- **Exercise brief**
Copy each line below that has "slide".

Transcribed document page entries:
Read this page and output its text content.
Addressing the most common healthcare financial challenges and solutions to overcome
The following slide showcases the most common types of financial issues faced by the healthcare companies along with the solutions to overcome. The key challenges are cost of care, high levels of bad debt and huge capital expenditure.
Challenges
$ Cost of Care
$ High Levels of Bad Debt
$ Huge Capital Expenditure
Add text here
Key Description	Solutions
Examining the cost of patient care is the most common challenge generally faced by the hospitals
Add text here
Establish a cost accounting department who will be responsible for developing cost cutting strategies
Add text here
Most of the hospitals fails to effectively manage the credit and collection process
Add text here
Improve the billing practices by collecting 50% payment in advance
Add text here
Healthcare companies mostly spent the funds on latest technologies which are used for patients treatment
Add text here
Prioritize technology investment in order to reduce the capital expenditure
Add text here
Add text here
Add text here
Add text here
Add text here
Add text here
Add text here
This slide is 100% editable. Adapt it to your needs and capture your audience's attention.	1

- **Answer to this task**
The following slide showcases the most common types of financial issues faced by the healthcare companies along with the solutions to overcome. The key challenges are cost of care, high levels of bad debt and huge capital expenditure.
This slide is 100% editable. Adapt it to your needs and capture your audience's attention.	1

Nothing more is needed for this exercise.